What you will do
Determine the number of lines in the listing below where the string "Conradus" occurs; answer with the number alone.

== Records for the task

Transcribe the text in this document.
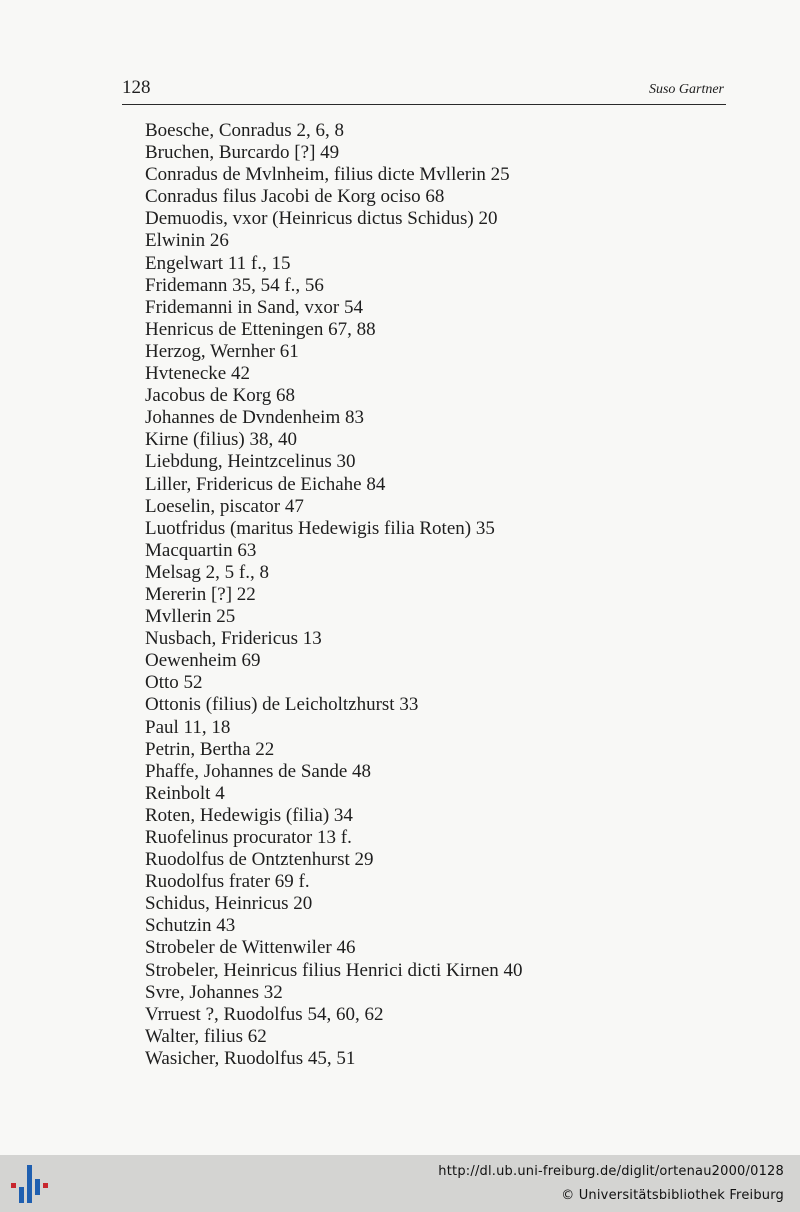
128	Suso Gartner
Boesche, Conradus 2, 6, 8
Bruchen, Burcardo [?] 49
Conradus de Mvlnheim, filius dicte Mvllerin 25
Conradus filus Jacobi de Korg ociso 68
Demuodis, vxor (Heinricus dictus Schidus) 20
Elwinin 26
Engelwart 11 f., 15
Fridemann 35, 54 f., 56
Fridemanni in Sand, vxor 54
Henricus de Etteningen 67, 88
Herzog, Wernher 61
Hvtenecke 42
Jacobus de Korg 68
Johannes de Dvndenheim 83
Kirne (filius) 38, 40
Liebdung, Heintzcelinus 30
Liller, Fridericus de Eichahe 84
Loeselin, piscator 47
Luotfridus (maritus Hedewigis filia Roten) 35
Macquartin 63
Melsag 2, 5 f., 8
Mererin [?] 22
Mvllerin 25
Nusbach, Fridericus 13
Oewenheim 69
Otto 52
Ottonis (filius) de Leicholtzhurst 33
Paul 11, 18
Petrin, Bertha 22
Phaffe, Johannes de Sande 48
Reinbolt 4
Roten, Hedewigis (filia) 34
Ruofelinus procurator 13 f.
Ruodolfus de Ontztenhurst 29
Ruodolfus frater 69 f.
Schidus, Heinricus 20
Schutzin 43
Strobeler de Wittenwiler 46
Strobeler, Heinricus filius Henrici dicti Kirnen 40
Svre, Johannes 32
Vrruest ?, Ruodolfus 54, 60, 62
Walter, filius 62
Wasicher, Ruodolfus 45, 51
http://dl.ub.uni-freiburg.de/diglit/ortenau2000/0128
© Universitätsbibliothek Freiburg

====
== Records for the task

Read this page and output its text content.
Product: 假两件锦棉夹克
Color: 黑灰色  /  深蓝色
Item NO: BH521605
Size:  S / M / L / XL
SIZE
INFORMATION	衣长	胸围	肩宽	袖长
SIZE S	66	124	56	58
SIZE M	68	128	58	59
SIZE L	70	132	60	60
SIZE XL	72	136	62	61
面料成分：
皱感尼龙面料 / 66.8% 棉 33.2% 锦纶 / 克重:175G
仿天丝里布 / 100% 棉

====

Result below
3